MATERIAL>

>> start

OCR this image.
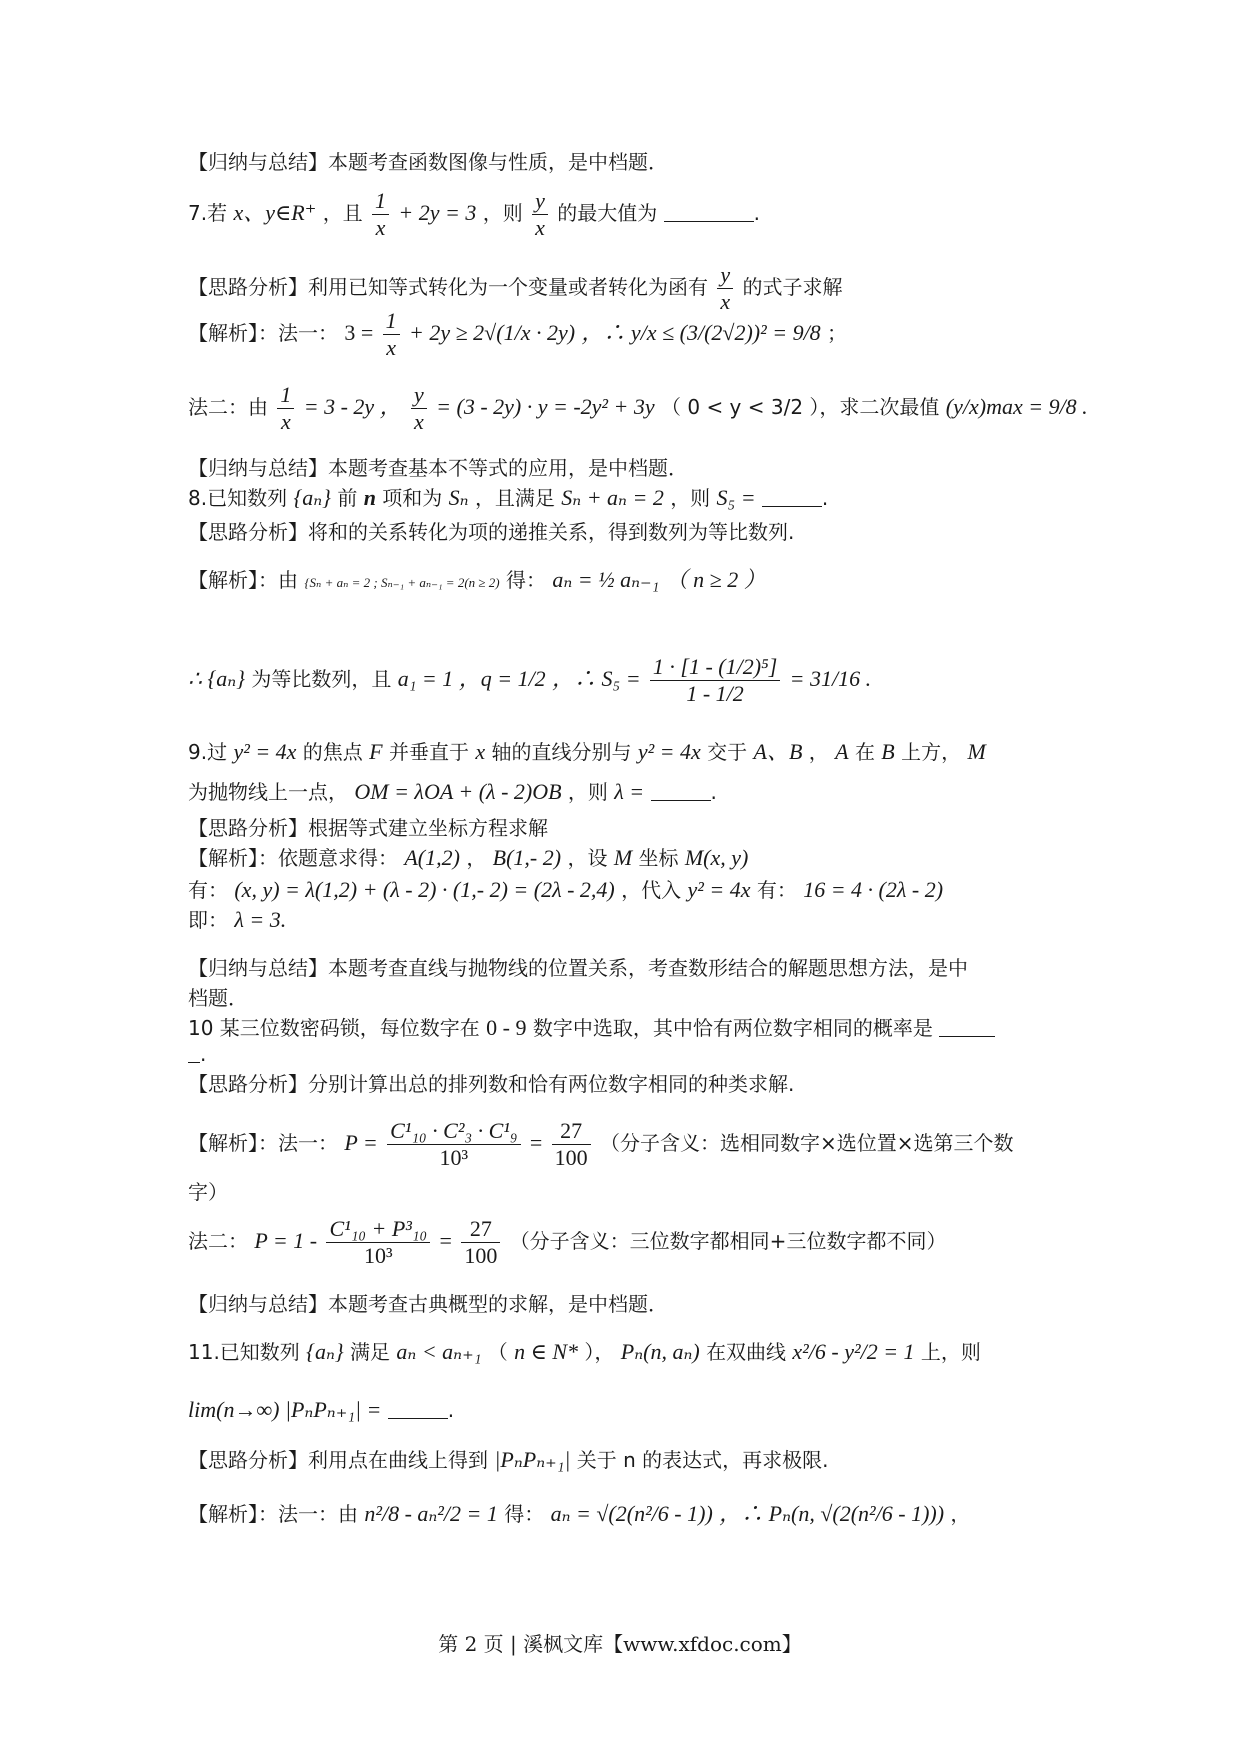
【归纳与总结】本题考查函数图像与性质，是中档题．
7.若 x、y∈R⁺ ，且 $\frac{1}{x} + 2y = 3$ ，则 $\frac{y}{x}$ 的最大值为	.
【思路分析】利用已知等式转化为一个变量或者转化为函有 $\frac{y}{x}$ 的式子求解
【解析】：法一： $3 = \frac{1}{x} + 2y \ge 2√(1/x \cdot 2y)$ ，∴ y/x ≤ (3/(2√2))² = 9/8 ；
法二：由 $\frac{1}{x} = 3 - 2y$ ， $\frac{y}{x} = (3 - 2y) \cdot y = -2y^2 + 3y$ （ 0 < y < 3/2 ），求二次最值 (y/x)max = 9/8 .
【归纳与总结】本题考查基本不等式的应用，是中档题．
8.已知数列 {aₙ} 前 n 项和为 Sₙ ，且满足 Sₙ + aₙ = 2 ，则 S₅ =	.
【思路分析】将和的关系转化为项的递推关系，得到数列为等比数列.
【解析】：由 {Sₙ + aₙ = 2 ; Sₙ₋₁ + aₙ₋₁ = 2(n ≥ 2) 得： aₙ = ½ aₙ₋₁ （ n ≥ 2 ）
∴ {aₙ} 为等比数列，且 a₁ = 1 ，q = 1/2 ，∴ $S_5 = \frac{\text{1 · [1 - (1/2)⁵]}}{1 - 1/2} = 31/16$ .
9.过 y² = 4x 的焦点 F 并垂直于 x 轴的直线分别与 y² = 4x 交于 A、B ， A 在 B 上方， M
为抛物线上一点， OM = λOA + (λ - 2)OB ，则 λ =	.
【思路分析】根据等式建立坐标方程求解
【解析】：依题意求得： A(1,2) ， B(1,- 2) ，设 M 坐标 M(x, y)
有： (x, y) = λ(1,2) + (λ - 2) · (1,- 2) = (2λ - 2,4) ，代入 y² = 4x 有： 16 = 4 · (2λ - 2)
即： λ = 3.
【归纳与总结】本题考查直线与抛物线的位置关系，考查数形结合的解题思想方法，是中
档题．
10 某三位数密码锁，每位数字在 0 - 9 数字中选取，其中恰有两位数字相同的概率是
.
【思路分析】分别计算出总的排列数和恰有两位数字相同的种类求解.
【解析】：法一： $P = \frac{\text{C¹₁₀ · C²₃ · C¹₉}}{\text{10³}} = \frac{27}{100}$ （分子含义：选相同数字×选位置×选第三个数
字）
法二： $P = 1 - \frac{\text{C¹₁₀ + P³₁₀}}{\text{10³}} = \frac{27}{100}$ （分子含义：三位数字都相同+三位数字都不同）
【归纳与总结】本题考查古典概型的求解，是中档题．
11.已知数列 {aₙ} 满足 aₙ < aₙ₊₁ （ n ∈ N* ）， Pₙ(n, aₙ) 在双曲线 x²/6 - y²/2 = 1 上，则
lim(n→∞) |PₙPₙ₊₁| =	.
【思路分析】利用点在曲线上得到 |PₙPₙ₊₁| 关于 n 的表达式，再求极限.
【解析】：法一：由 n²/8 - aₙ²/2 = 1 得： aₙ = √(2(n²/6 - 1)) ，∴ Pₙ(n, √(2(n²/6 - 1))) ，
第 2 页 | 溪枫文库【www.xfdoc.com】
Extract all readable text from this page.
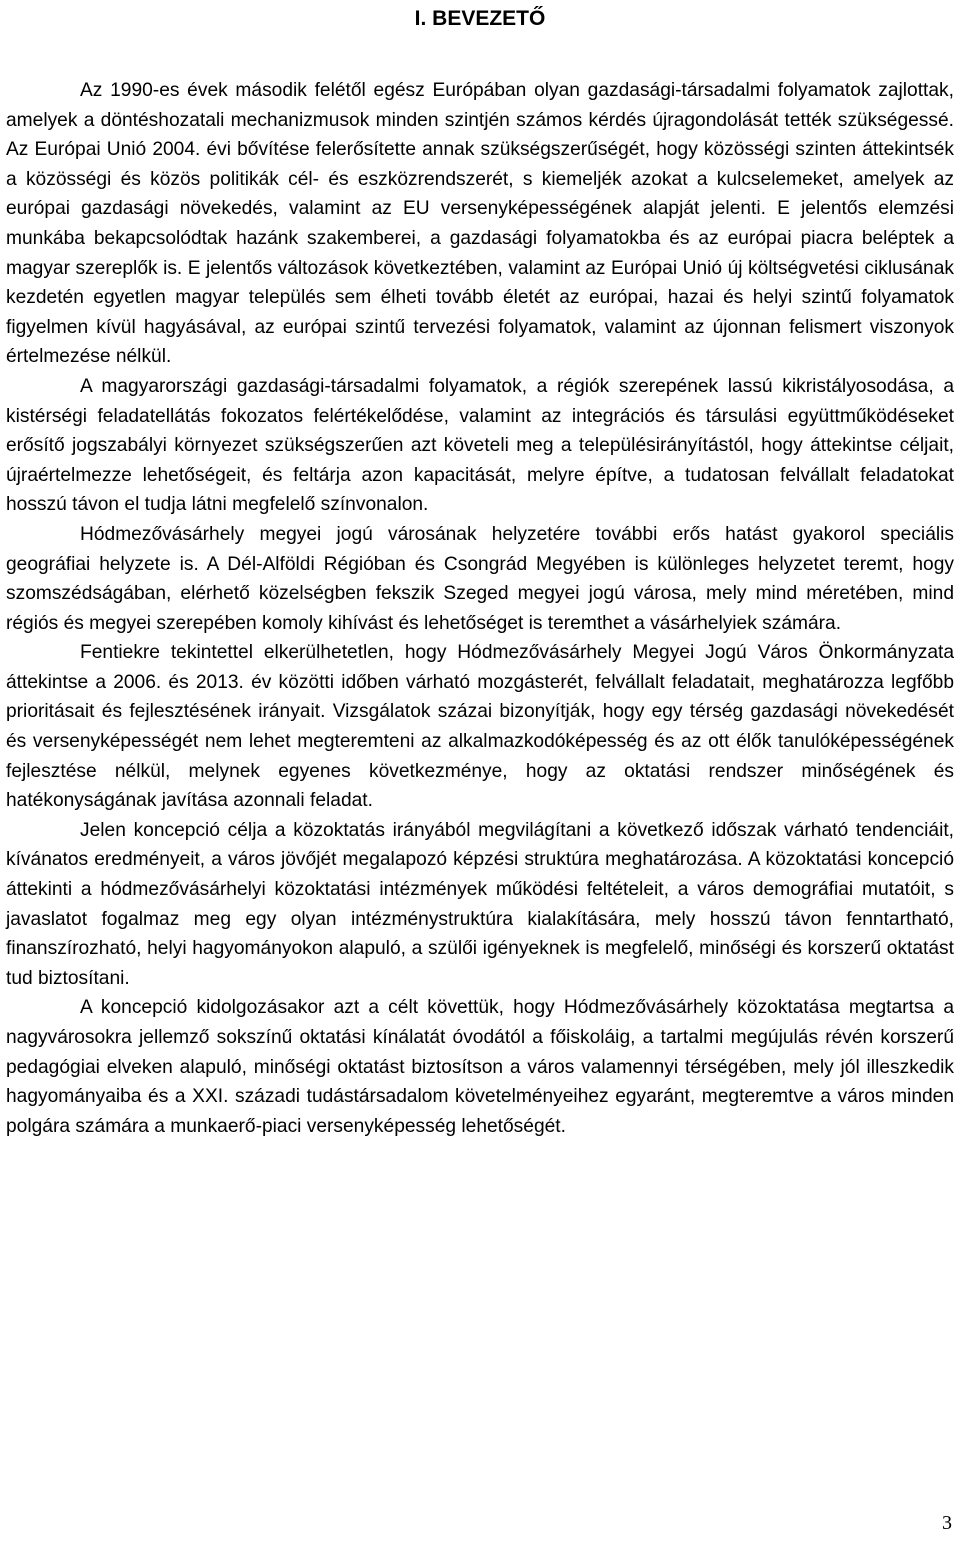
I. BEVEZETŐ

Az 1990-es évek második felétől egész Európában olyan gazdasági-társadalmi folyamatok zajlottak, amelyek a döntéshozatali mechanizmusok minden szintjén számos kérdés újragondolását tették szükségessé. Az Európai Unió 2004. évi bővítése felerősítette annak szükségszerűségét, hogy közösségi szinten áttekintsék a közösségi és közös politikák cél- és eszközrendszerét, s kiemeljék azokat a kulcselemeket, amelyek az európai gazdasági növekedés, valamint az EU versenyképességének alapját jelenti. E jelentős elemzési munkába bekapcsolódtak hazánk szakemberei, a gazdasági folyamatokba és az európai piacra beléptek a magyar szereplők is. E jelentős változások következtében, valamint az Európai Unió új költségvetési ciklusának kezdetén egyetlen magyar település sem élheti tovább életét az európai, hazai és helyi szintű folyamatok figyelmen kívül hagyásával, az európai szintű tervezési folyamatok, valamint az újonnan felismert viszonyok értelmezése nélkül.

A magyarországi gazdasági-társadalmi folyamatok, a régiók szerepének lassú kikristályosodása, a kistérségi feladatellátás fokozatos felértékelődése, valamint az integrációs és társulási együttműködéseket erősítő jogszabályi környezet szükségszerűen azt követeli meg a településirányítástól, hogy áttekintse céljait, újraértelmezze lehetőségeit, és feltárja azon kapacitását, melyre építve, a tudatosan felvállalt feladatokat hosszú távon el tudja látni megfelelő színvonalon.

Hódmezővásárhely megyei jogú városának helyzetére további erős hatást gyakorol speciális geográfiai helyzete is. A Dél-Alföldi Régióban és Csongrád Megyében is különleges helyzetet teremt, hogy szomszédságában, elérhető közelségben fekszik Szeged megyei jogú városa, mely mind méretében, mind régiós és megyei szerepében komoly kihívást és lehetőséget is teremthet a vásárhelyiek számára.

Fentiekre tekintettel elkerülhetetlen, hogy Hódmezővásárhely Megyei Jogú Város Önkormányzata áttekintse a 2006. és 2013. év közötti időben várható mozgásterét, felvállalt feladatait, meghatározza legfőbb prioritásait és fejlesztésének irányait. Vizsgálatok százai bizonyítják, hogy egy térség gazdasági növekedését és versenyképességét nem lehet megteremteni az alkalmazkodóképesség és az ott élők tanulóképességének fejlesztése nélkül, melynek egyenes következménye, hogy az oktatási rendszer minőségének és hatékonyságának javítása azonnali feladat.

Jelen koncepció célja a közoktatás irányából megvilágítani a következő időszak várható tendenciáit, kívánatos eredményeit, a város jövőjét megalapozó képzési struktúra meghatározása. A közoktatási koncepció áttekinti a hódmezővásárhelyi közoktatási intézmények működési feltételeit, a város demográfiai mutatóit, s javaslatot fogalmaz meg egy olyan intézménystruktúra kialakítására, mely hosszú távon fenntartható, finanszírozható, helyi hagyományokon alapuló, a szülői igényeknek is megfelelő, minőségi és korszerű oktatást tud biztosítani.

A koncepció kidolgozásakor azt a célt követtük, hogy Hódmezővásárhely közoktatása megtartsa a nagyvárosokra jellemző sokszínű oktatási kínálatát óvodától a főiskoláig, a tartalmi megújulás révén korszerű pedagógiai elveken alapuló, minőségi oktatást biztosítson a város valamennyi térségében, mely jól illeszkedik hagyományaiba és a XXI. századi tudástársadalom követelményeihez egyaránt, megteremtve a város minden polgára számára a munkaerő-piaci versenyképesség lehetőségét.

3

>> end

GIVEN EXERCISE>
Without the pictures, restate all of the entries above verbatim.

EXPECTED ANSWER>
OCR this image.
【归纳与总结】本题考查函数图像与性质，是中档题．
7.若 x、y∈R⁺ ，且 $\frac{1}{x} + 2y = 3$ ，则 $\frac{y}{x}$ 的最大值为	.
【思路分析】利用已知等式转化为一个变量或者转化为函有 $\frac{y}{x}$ 的式子求解
【解析】：法一： $3 = \frac{1}{x} + 2y \ge 2√(1/x \cdot 2y)$ ，∴ y/x ≤ (3/(2√2))² = 9/8 ；
法二：由 $\frac{1}{x} = 3 - 2y$ ， $\frac{y}{x} = (3 - 2y) \cdot y = -2y^2 + 3y$ （ 0 < y < 3/2 ），求二次最值 (y/x)max = 9/8 .
【归纳与总结】本题考查基本不等式的应用，是中档题．
8.已知数列 {aₙ} 前 n 项和为 Sₙ ，且满足 Sₙ + aₙ = 2 ，则 S₅ =	.
【思路分析】将和的关系转化为项的递推关系，得到数列为等比数列.
【解析】：由 {Sₙ + aₙ = 2 ; Sₙ₋₁ + aₙ₋₁ = 2(n ≥ 2) 得： aₙ = ½ aₙ₋₁ （ n ≥ 2 ）
∴ {aₙ} 为等比数列，且 a₁ = 1 ，q = 1/2 ，∴ $S_5 = \frac{\text{1 · [1 - (1/2)⁵]}}{1 - 1/2} = 31/16$ .
9.过 y² = 4x 的焦点 F 并垂直于 x 轴的直线分别与 y² = 4x 交于 A、B ， A 在 B 上方， M
为抛物线上一点， OM = λOA + (λ - 2)OB ，则 λ =	.
【思路分析】根据等式建立坐标方程求解
【解析】：依题意求得： A(1,2) ， B(1,- 2) ，设 M 坐标 M(x, y)
有： (x, y) = λ(1,2) + (λ - 2) · (1,- 2) = (2λ - 2,4) ，代入 y² = 4x 有： 16 = 4 · (2λ - 2)
即： λ = 3.
【归纳与总结】本题考查直线与抛物线的位置关系，考查数形结合的解题思想方法，是中
档题．
10 某三位数密码锁，每位数字在 0 - 9 数字中选取，其中恰有两位数字相同的概率是
.
【思路分析】分别计算出总的排列数和恰有两位数字相同的种类求解.
【解析】：法一： $P = \frac{\text{C¹₁₀ · C²₃ · C¹₉}}{\text{10³}} = \frac{27}{100}$ （分子含义：选相同数字×选位置×选第三个数
字）
法二： $P = 1 - \frac{\text{C¹₁₀ + P³₁₀}}{\text{10³}} = \frac{27}{100}$ （分子含义：三位数字都相同+三位数字都不同）
【归纳与总结】本题考查古典概型的求解，是中档题．
11.已知数列 {aₙ} 满足 aₙ < aₙ₊₁ （ n ∈ N* ）， Pₙ(n, aₙ) 在双曲线 x²/6 - y²/2 = 1 上，则
lim(n→∞) |PₙPₙ₊₁| =	.
【思路分析】利用点在曲线上得到 |PₙPₙ₊₁| 关于 n 的表达式，再求极限.
【解析】：法一：由 n²/8 - aₙ²/2 = 1 得： aₙ = √(2(n²/6 - 1)) ，∴ Pₙ(n, √(2(n²/6 - 1))) ，
第 2 页 | 溪枫文库【www.xfdoc.com】
Extract all readable text from this page.
I. BEVEZETŐ

Az 1990-es évek második felétől egész Európában olyan gazdasági-társadalmi folyamatok zajlottak, amelyek a döntéshozatali mechanizmusok minden szintjén számos kérdés újragondolását tették szükségessé. Az Európai Unió 2004. évi bővítése felerősítette annak szükségszerűségét, hogy közösségi szinten áttekintsék a közösségi és közös politikák cél- és eszközrendszerét, s kiemeljék azokat a kulcselemeket, amelyek az európai gazdasági növekedés, valamint az EU versenyképességének alapját jelenti. E jelentős elemzési munkába bekapcsolódtak hazánk szakemberei, a gazdasági folyamatokba és az európai piacra beléptek a magyar szereplők is. E jelentős változások következtében, valamint az Európai Unió új költségvetési ciklusának kezdetén egyetlen magyar település sem élheti tovább életét az európai, hazai és helyi szintű folyamatok figyelmen kívül hagyásával, az európai szintű tervezési folyamatok, valamint az újonnan felismert viszonyok értelmezése nélkül.

A magyarországi gazdasági-társadalmi folyamatok, a régiók szerepének lassú kikristályosodása, a kistérségi feladatellátás fokozatos felértékelődése, valamint az integrációs és társulási együttműködéseket erősítő jogszabályi környezet szükségszerűen azt követeli meg a településirányítástól, hogy áttekintse céljait, újraértelmezze lehetőségeit, és feltárja azon kapacitását, melyre építve, a tudatosan felvállalt feladatokat hosszú távon el tudja látni megfelelő színvonalon.

Hódmezővásárhely megyei jogú városának helyzetére további erős hatást gyakorol speciális geográfiai helyzete is. A Dél-Alföldi Régióban és Csongrád Megyében is különleges helyzetet teremt, hogy szomszédságában, elérhető közelségben fekszik Szeged megyei jogú városa, mely mind méretében, mind régiós és megyei szerepében komoly kihívást és lehetőséget is teremthet a vásárhelyiek számára.

Fentiekre tekintettel elkerülhetetlen, hogy Hódmezővásárhely Megyei Jogú Város Önkormányzata áttekintse a 2006. és 2013. év közötti időben várható mozgásterét, felvállalt feladatait, meghatározza legfőbb prioritásait és fejlesztésének irányait. Vizsgálatok százai bizonyítják, hogy egy térség gazdasági növekedését és versenyképességét nem lehet megteremteni az alkalmazkodóképesség és az ott élők tanulóképességének fejlesztése nélkül, melynek egyenes következménye, hogy az oktatási rendszer minőségének és hatékonyságának javítása azonnali feladat.

Jelen koncepció célja a közoktatás irányából megvilágítani a következő időszak várható tendenciáit, kívánatos eredményeit, a város jövőjét megalapozó képzési struktúra meghatározása. A közoktatási koncepció áttekinti a hódmezővásárhelyi közoktatási intézmények működési feltételeit, a város demográfiai mutatóit, s javaslatot fogalmaz meg egy olyan intézménystruktúra kialakítására, mely hosszú távon fenntartható, finanszírozható, helyi hagyományokon alapuló, a szülői igényeknek is megfelelő, minőségi és korszerű oktatást tud biztosítani.

A koncepció kidolgozásakor azt a célt követtük, hogy Hódmezővásárhely közoktatása megtartsa a nagyvárosokra jellemző sokszínű oktatási kínálatát óvodától a főiskoláig, a tartalmi megújulás révén korszerű pedagógiai elveken alapuló, minőségi oktatást biztosítson a város valamennyi térségében, mely jól illeszkedik hagyományaiba és a XXI. századi tudástársadalom követelményeihez egyaránt, megteremtve a város minden polgára számára a munkaerő-piaci versenyképesség lehetőségét.

3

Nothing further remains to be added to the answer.